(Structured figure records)
%%

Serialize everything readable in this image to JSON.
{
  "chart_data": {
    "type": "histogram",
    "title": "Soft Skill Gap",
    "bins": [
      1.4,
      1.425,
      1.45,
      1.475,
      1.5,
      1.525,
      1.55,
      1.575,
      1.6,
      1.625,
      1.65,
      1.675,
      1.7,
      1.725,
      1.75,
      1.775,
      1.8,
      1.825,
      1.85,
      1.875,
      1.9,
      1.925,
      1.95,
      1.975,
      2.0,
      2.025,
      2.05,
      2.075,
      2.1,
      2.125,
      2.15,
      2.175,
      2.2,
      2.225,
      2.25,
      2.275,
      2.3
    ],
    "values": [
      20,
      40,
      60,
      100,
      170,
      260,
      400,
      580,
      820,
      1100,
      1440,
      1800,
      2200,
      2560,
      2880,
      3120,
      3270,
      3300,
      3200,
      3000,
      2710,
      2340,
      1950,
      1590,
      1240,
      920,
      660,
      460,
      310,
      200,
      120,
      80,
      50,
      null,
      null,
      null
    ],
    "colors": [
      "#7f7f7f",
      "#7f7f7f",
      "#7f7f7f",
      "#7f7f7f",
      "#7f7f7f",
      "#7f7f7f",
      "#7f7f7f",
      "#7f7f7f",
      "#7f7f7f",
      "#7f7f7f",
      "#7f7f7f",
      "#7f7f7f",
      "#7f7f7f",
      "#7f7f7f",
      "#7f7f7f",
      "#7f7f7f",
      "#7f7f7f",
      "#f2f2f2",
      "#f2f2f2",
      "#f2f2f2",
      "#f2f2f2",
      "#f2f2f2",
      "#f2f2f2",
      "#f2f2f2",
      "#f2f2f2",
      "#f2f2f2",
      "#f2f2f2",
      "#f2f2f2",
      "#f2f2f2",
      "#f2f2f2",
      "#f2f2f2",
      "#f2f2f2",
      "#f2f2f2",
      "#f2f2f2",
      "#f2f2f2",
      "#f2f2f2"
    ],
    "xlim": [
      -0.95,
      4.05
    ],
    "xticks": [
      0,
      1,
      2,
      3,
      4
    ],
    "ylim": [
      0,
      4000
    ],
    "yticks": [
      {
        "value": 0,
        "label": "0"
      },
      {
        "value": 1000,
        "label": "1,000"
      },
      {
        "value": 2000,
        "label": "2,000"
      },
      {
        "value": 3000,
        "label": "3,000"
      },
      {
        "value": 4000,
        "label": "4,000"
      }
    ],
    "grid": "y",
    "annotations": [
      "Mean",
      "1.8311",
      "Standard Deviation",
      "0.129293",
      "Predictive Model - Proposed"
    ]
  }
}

%%
%%

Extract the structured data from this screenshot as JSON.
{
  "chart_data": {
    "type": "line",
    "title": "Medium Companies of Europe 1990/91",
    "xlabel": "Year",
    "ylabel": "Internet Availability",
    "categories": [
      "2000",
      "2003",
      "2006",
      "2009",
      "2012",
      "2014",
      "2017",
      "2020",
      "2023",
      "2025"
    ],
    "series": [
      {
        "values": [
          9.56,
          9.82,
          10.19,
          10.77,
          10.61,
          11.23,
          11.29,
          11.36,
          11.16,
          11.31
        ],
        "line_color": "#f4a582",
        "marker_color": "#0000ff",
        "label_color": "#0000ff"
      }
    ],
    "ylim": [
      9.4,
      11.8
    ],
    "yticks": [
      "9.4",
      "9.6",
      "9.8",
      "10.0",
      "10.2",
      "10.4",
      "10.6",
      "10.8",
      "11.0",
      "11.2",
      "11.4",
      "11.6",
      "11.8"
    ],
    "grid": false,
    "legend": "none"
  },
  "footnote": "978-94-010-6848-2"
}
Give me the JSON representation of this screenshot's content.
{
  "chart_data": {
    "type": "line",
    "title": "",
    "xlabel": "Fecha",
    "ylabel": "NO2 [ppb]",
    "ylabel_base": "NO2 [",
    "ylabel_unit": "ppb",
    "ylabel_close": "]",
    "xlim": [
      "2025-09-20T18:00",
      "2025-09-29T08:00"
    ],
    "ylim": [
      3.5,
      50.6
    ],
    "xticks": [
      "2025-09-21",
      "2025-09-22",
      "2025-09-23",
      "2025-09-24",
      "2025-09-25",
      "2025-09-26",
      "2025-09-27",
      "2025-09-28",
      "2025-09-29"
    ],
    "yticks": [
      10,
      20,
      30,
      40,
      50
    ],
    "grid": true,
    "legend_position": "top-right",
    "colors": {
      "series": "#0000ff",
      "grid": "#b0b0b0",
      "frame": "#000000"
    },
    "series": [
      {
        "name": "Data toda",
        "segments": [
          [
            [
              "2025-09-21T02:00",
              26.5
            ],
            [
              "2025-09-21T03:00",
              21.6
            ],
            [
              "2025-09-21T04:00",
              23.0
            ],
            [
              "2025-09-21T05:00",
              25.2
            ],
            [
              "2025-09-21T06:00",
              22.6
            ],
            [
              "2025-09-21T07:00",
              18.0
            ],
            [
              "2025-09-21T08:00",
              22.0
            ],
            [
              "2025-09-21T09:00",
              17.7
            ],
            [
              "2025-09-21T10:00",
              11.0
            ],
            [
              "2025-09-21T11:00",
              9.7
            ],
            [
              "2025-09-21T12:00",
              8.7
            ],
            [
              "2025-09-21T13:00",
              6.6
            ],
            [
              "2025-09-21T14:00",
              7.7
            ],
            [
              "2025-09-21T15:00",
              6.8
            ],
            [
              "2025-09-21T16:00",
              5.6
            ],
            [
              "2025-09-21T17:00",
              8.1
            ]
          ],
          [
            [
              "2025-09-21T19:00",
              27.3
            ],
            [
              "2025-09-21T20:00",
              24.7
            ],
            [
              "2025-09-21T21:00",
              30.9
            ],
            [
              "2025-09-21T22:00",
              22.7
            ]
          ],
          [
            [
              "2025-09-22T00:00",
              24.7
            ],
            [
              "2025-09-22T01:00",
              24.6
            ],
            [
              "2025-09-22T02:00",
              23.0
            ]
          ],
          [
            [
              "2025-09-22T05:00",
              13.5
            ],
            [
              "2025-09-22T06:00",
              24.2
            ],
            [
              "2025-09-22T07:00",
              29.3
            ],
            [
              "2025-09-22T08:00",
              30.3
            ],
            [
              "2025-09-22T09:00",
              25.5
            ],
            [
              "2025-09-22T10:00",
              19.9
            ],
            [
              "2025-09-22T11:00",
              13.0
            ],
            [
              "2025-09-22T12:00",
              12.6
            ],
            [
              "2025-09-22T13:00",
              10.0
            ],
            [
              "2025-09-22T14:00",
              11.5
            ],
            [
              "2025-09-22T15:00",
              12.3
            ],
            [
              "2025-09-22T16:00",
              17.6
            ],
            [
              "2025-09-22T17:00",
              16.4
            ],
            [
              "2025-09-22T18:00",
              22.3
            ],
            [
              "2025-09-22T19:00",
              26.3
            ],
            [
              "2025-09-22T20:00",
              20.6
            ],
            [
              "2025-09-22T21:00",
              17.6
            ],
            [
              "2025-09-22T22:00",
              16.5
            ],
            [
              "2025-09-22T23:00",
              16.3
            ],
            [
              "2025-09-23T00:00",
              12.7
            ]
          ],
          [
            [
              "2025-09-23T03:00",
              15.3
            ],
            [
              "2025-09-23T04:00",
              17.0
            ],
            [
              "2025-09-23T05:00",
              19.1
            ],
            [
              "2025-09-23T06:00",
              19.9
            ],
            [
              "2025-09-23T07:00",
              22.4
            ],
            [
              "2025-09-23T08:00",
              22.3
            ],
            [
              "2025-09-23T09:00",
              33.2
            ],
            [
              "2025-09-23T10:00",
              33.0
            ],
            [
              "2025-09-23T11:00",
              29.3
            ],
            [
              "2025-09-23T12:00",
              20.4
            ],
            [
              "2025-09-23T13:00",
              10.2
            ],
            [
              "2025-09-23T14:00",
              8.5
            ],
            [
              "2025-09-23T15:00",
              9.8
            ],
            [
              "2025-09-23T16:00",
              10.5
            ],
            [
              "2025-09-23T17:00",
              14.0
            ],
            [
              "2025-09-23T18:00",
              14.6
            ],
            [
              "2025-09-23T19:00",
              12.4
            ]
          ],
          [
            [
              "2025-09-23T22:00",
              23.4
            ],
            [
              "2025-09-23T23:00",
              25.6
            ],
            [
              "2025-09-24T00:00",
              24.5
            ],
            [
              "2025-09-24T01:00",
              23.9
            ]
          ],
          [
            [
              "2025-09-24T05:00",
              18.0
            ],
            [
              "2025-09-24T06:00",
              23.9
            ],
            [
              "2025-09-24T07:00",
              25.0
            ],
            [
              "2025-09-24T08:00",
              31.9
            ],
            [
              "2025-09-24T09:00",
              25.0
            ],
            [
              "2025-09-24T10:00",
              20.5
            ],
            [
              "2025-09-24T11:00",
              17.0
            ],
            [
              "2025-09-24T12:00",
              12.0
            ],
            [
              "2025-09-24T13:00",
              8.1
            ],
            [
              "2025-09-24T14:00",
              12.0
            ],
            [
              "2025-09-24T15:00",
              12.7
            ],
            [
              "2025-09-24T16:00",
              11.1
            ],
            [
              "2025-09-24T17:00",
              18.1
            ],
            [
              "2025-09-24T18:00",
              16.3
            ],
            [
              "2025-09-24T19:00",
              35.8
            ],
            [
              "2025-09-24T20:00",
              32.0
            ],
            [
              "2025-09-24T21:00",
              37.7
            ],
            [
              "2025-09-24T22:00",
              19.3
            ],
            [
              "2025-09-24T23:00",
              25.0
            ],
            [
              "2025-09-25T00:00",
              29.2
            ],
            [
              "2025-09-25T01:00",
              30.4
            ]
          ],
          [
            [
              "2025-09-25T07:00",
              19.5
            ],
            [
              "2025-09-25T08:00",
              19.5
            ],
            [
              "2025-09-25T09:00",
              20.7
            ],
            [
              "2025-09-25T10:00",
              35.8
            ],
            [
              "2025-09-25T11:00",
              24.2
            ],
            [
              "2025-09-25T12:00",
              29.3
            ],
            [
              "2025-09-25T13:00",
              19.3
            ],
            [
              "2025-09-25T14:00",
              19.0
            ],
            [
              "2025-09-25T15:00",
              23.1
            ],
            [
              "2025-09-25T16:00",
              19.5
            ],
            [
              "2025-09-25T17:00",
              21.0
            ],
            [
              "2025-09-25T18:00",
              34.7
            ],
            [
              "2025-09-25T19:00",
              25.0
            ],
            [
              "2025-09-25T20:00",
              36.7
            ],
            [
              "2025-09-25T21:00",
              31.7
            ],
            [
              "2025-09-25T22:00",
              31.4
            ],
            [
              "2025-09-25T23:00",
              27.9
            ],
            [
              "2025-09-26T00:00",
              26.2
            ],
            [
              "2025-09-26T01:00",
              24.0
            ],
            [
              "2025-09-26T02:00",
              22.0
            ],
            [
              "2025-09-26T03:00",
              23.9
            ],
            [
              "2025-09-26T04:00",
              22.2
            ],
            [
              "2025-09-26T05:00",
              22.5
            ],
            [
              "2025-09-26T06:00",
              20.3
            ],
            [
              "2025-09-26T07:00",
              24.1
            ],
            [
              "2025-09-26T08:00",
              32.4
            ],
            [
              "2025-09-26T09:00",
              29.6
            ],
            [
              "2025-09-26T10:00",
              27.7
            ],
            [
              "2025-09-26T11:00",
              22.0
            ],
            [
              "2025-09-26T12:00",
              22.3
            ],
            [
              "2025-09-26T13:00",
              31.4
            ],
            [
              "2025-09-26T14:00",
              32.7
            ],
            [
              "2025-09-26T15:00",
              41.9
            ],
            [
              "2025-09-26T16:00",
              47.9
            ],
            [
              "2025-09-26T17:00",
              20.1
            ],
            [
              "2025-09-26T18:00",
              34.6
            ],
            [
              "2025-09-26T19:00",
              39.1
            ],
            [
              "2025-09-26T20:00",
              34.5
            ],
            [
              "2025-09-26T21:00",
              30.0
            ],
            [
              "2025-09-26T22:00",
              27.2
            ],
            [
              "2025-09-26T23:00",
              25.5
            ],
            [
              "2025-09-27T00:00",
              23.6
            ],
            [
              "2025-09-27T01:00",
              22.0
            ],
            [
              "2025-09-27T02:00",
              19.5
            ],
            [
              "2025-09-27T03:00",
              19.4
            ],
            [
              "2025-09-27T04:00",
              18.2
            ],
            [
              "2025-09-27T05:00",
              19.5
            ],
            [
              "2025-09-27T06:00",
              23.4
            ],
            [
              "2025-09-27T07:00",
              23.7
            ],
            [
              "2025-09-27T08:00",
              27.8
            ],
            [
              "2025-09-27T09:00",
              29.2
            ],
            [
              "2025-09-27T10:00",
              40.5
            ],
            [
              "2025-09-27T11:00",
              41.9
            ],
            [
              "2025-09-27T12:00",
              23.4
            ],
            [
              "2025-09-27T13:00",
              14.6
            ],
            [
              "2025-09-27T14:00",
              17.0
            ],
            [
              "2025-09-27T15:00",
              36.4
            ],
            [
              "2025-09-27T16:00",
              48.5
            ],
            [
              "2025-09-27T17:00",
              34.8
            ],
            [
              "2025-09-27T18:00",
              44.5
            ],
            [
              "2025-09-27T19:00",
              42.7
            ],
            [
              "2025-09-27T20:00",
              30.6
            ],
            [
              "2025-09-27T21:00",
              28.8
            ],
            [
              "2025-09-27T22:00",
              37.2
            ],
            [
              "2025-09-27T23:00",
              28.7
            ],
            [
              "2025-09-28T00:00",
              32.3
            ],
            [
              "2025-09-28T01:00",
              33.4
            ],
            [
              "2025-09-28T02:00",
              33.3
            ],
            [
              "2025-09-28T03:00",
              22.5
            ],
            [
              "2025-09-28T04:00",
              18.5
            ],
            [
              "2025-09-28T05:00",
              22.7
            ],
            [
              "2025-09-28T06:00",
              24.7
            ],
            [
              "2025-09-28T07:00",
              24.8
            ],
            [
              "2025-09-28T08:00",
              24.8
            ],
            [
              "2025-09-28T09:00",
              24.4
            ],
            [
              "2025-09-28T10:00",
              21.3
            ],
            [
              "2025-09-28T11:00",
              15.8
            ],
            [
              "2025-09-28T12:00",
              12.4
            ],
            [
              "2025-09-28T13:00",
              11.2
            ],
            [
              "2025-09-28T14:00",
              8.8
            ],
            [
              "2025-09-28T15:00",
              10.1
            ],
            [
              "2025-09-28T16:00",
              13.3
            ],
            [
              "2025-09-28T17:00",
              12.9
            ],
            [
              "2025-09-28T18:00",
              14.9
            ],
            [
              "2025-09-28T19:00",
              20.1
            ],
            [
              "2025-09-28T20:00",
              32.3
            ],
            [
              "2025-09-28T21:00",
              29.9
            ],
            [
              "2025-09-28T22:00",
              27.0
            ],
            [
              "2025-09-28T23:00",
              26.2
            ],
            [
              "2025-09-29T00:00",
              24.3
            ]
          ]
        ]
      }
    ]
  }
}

%%
%%

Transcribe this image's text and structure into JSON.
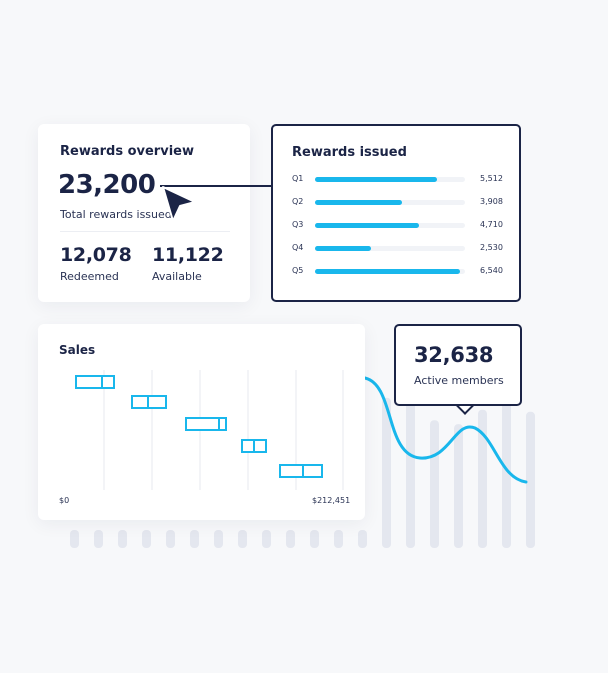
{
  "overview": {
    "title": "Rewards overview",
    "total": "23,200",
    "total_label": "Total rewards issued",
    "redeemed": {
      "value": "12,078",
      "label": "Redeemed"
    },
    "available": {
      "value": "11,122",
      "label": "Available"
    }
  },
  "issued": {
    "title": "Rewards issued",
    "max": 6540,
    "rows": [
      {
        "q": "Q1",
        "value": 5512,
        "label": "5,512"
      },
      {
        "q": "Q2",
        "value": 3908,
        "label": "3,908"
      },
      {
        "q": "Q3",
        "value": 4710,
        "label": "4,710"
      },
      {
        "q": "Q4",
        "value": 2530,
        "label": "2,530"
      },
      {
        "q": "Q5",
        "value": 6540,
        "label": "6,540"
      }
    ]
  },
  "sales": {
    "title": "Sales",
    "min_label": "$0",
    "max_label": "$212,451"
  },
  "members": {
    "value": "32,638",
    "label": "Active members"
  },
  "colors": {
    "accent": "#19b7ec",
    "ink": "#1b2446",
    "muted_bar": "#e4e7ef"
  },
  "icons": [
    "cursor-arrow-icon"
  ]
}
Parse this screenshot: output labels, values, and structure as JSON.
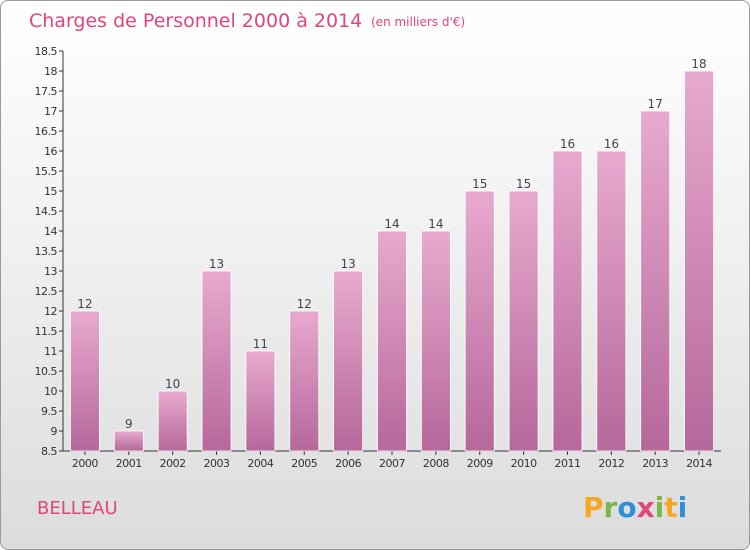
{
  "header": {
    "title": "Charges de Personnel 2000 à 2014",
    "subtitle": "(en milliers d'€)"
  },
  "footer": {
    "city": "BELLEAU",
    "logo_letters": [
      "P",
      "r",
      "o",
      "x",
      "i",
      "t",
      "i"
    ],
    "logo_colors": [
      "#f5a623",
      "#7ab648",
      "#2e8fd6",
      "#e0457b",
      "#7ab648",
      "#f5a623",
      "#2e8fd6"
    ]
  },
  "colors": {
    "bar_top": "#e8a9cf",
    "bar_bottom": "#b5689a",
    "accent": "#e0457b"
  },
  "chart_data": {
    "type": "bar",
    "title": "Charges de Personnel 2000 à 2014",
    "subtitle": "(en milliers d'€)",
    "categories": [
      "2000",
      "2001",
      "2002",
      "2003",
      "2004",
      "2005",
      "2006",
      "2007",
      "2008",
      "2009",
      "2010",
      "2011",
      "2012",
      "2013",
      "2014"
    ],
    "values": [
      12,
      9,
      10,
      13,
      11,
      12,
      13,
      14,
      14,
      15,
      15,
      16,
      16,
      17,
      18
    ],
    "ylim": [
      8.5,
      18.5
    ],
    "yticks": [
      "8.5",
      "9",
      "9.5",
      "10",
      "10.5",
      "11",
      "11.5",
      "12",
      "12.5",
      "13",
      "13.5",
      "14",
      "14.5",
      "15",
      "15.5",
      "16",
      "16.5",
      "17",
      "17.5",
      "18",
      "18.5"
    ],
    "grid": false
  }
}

%%

* Do this: Read the entries above, then pull out the lines that include "image".

* The output:
Serialize everything readable in this image to JSON.
Transcribe this image's text and structure into JSON.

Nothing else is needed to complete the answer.